## BEGIN EXCERPTED DATA
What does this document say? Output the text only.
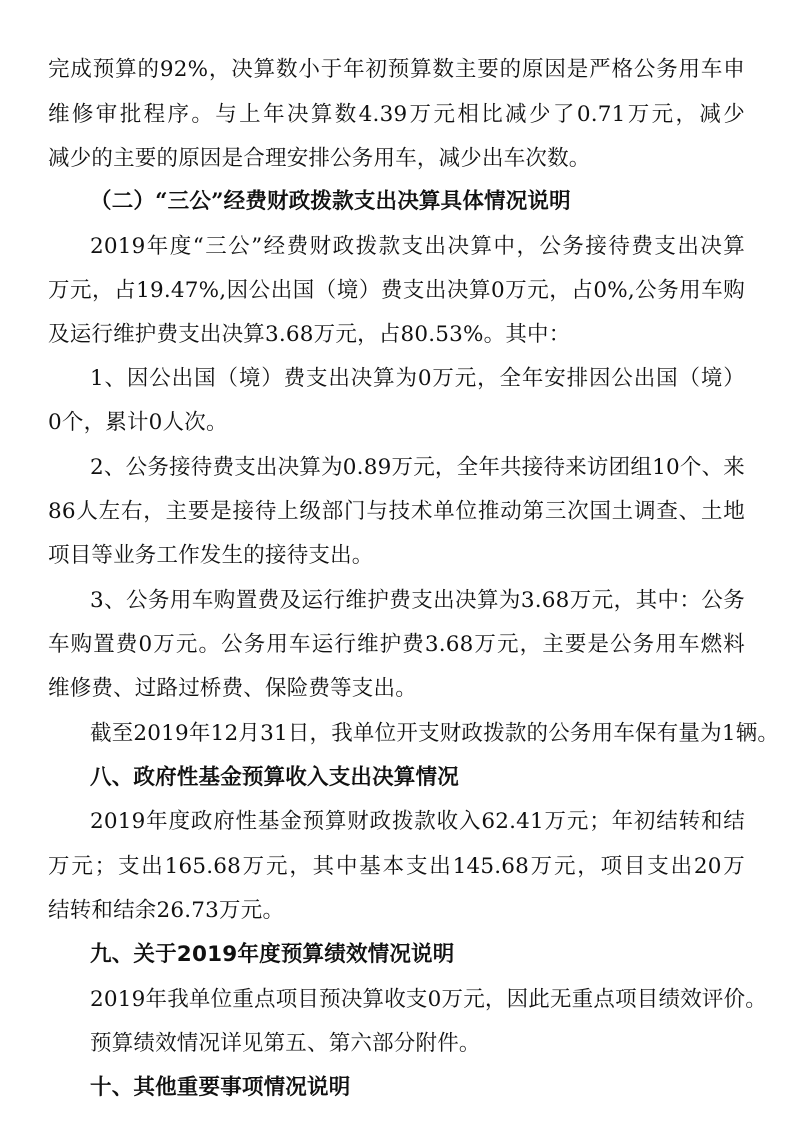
完成预算的92%，决算数小于年初预算数主要的原因是严格公务用车申
维修审批程序。与上年决算数4.39万元相比减少了0.71万元，减少
减少的主要的原因是合理安排公务用车，减少出车次数。
（二）“三公”经费财政拨款支出决算具体情况说明
2019年度“三公”经费财政拨款支出决算中，公务接待费支出决算
万元，占19.47%,因公出国（境）费支出决算0万元，占0%,公务用车购
及运行维护费支出决算3.68万元，占80.53%。其中：
1、因公出国（境）费支出决算为0万元，全年安排因公出国（境）
0个，累计0人次。
2、公务接待费支出决算为0.89万元，全年共接待来访团组10个、来
86人左右，主要是接待上级部门与技术单位推动第三次国土调查、土地
项目等业务工作发生的接待支出。
3、公务用车购置费及运行维护费支出决算为3.68万元，其中：公务
车购置费0万元。公务用车运行维护费3.68万元，主要是公务用车燃料
维修费、过路过桥费、保险费等支出。
截至2019年12月31日，我单位开支财政拨款的公务用车保有量为1辆。
八、政府性基金预算收入支出决算情况
2019年度政府性基金预算财政拨款收入62.41万元；年初结转和结
万元；支出165.68万元，其中基本支出145.68万元，项目支出20万
结转和结余26.73万元。
九、关于2019年度预算绩效情况说明
2019年我单位重点项目预决算收支0万元，因此无重点项目绩效评价。
预算绩效情况详见第五、第六部分附件。
十、其他重要事项情况说明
## END EXCERPTED DATA
Where a line above holds the string "因公出国", show that line.

*THE REPLY*:
万元，占19.47%,因公出国（境）费支出决算0万元，占0%,公务用车购
1、因公出国（境）费支出决算为0万元，全年安排因公出国（境）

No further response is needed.